Go through the entries below, tally each line with the string "Абонент", and give the final number by itself.

(begin)

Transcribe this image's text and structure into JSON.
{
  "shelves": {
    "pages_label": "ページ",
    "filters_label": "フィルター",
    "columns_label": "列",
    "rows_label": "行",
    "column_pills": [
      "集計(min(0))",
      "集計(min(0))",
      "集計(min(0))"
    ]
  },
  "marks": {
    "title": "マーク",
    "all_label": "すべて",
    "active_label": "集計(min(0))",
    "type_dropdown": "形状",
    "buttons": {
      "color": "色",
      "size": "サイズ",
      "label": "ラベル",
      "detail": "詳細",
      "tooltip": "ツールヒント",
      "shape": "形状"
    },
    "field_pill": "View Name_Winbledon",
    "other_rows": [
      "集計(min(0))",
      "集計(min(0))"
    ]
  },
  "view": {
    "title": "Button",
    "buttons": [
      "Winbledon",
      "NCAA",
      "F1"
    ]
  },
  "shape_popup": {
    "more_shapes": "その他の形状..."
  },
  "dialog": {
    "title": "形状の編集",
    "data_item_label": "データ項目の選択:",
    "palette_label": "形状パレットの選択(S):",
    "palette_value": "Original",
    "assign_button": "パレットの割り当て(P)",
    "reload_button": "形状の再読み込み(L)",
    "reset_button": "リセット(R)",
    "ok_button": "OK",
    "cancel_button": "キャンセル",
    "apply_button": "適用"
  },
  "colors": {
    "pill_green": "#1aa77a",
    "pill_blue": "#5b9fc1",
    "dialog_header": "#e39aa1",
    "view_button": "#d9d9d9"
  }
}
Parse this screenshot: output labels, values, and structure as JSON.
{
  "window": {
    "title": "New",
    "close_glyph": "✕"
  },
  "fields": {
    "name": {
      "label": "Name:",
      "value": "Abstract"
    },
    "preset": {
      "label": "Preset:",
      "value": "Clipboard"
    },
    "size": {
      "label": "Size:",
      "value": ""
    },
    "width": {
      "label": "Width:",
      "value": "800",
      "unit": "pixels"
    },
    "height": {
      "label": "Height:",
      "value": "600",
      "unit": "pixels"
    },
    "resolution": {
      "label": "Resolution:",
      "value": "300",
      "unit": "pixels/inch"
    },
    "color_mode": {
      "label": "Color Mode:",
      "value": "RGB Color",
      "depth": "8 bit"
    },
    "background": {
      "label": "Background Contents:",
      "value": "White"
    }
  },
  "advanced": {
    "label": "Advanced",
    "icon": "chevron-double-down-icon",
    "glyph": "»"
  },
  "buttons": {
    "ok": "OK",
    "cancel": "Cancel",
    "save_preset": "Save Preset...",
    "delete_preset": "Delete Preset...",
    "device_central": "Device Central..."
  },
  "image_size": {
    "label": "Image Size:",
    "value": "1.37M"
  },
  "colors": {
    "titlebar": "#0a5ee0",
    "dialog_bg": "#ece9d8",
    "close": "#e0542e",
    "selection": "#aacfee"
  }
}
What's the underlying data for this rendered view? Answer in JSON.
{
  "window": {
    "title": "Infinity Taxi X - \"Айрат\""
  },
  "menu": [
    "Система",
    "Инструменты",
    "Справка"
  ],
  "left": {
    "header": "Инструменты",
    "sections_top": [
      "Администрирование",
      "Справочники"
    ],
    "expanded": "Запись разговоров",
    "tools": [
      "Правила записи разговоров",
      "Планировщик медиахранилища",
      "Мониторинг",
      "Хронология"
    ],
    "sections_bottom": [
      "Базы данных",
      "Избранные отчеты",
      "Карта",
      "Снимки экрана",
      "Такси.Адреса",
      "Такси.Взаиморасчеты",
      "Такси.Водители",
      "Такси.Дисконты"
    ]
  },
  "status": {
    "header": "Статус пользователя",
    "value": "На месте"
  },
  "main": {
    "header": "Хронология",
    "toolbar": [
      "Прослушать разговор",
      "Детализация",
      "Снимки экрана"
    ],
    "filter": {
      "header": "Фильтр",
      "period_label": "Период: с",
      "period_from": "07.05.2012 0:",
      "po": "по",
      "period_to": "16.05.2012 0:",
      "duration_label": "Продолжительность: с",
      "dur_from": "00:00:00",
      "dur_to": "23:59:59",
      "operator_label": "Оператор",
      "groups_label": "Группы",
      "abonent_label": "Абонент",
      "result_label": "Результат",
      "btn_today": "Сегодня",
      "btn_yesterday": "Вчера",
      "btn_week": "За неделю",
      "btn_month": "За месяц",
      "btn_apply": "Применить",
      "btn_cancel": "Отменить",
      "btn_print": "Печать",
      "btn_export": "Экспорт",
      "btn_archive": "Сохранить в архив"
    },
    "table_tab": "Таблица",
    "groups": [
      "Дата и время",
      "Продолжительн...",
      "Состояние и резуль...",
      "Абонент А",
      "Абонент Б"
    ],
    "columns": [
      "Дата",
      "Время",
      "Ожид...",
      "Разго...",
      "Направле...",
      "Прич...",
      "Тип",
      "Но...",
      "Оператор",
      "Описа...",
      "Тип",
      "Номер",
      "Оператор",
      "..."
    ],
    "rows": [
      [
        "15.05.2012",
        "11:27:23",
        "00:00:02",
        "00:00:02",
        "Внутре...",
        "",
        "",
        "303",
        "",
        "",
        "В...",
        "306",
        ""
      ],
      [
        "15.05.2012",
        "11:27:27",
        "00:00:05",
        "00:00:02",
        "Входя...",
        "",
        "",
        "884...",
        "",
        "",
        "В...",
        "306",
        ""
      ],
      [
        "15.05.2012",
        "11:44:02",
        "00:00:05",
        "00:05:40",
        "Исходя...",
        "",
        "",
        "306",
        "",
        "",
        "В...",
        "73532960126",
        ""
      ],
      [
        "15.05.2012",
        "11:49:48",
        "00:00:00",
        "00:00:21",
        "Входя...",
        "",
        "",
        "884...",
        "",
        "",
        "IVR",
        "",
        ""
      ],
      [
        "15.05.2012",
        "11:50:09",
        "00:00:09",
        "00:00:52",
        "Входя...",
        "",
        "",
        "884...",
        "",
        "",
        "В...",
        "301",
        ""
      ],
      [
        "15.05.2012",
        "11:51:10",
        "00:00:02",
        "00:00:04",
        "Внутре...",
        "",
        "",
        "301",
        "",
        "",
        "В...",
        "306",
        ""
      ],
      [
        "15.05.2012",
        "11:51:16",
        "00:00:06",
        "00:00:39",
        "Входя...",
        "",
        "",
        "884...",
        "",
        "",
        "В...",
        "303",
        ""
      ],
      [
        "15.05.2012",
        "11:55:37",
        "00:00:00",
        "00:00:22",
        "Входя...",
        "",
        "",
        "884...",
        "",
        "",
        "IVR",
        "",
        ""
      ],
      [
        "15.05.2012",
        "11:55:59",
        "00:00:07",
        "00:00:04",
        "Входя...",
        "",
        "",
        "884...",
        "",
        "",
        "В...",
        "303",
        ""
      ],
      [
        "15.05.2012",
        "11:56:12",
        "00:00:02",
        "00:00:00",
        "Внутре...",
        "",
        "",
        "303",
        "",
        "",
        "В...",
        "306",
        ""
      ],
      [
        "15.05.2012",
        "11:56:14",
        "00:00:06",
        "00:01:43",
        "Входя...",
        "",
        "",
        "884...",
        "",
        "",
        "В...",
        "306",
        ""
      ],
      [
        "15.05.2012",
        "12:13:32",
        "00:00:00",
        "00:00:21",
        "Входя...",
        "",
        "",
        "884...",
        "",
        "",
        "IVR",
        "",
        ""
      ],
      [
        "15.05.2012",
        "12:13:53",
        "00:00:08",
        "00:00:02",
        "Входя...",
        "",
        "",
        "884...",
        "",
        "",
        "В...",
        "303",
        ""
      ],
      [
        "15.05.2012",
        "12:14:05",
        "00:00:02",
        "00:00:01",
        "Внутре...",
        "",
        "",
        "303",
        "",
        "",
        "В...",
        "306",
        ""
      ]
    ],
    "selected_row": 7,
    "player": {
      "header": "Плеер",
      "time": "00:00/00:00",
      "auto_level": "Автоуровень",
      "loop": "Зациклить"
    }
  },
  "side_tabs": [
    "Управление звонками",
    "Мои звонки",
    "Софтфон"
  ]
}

(end)

* CORRECT RESPONSE:
3